- **Exercise details**
Restate the material word for word and leave out anything that is a picture.

┄┄┄┄┄┄┄┄┄┄

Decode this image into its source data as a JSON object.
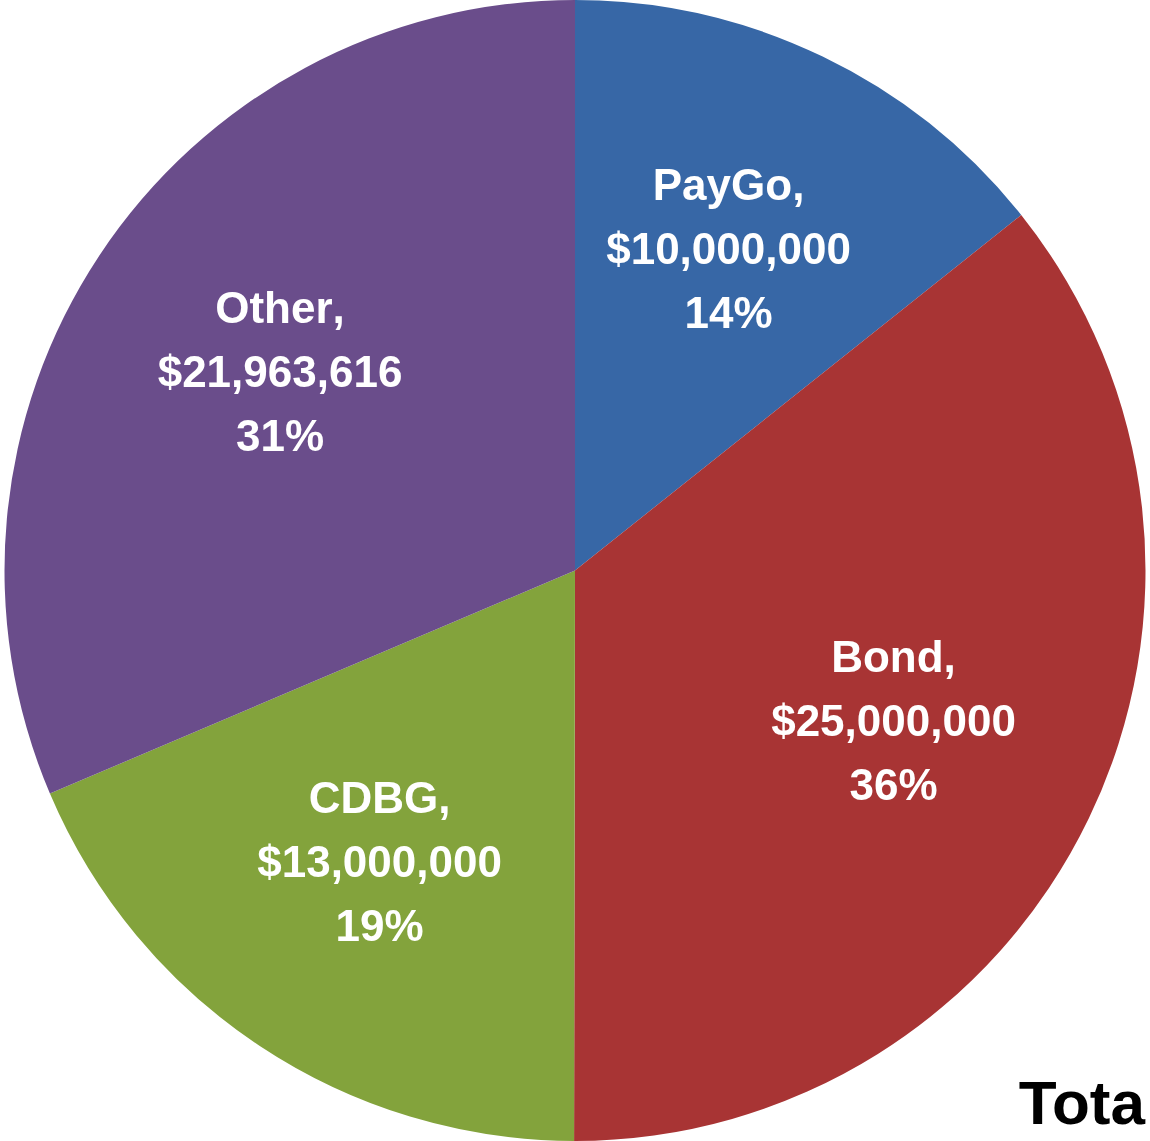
{
  "chart_data": {
    "type": "pie",
    "categories": [
      "PayGo",
      "Bond",
      "CDBG",
      "Other"
    ],
    "values": [
      10000000,
      25000000,
      13000000,
      21963616
    ],
    "colors": [
      "#3767a6",
      "#a83434",
      "#83a33c",
      "#6a4d8b"
    ],
    "value_labels": [
      ",\n$10,000,000\n14%",
      ",\n$25,000,000\n36%",
      ",\n$13,000,000\n19%",
      ",\n$21,963,616\n31%"
    ],
    "annotations": [
      "Tota"
    ],
    "legend": false
  }
}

┄┄┄┄┄┄┄┄┄┄

- **Output for this exercise**
Decode this image into its source data as a JSON object.
{
  "chart_data": {
    "type": "pie",
    "categories": [
      "PayGo",
      "Bond",
      "CDBG",
      "Other"
    ],
    "values": [
      10000000,
      25000000,
      13000000,
      21963616
    ],
    "colors": [
      "#3767a6",
      "#a83434",
      "#83a33c",
      "#6a4d8b"
    ],
    "value_labels": [
      ",\n$10,000,000\n14%",
      ",\n$25,000,000\n36%",
      ",\n$13,000,000\n19%",
      ",\n$21,963,616\n31%"
    ],
    "annotations": [
      "Tota"
    ],
    "legend": false
  }
}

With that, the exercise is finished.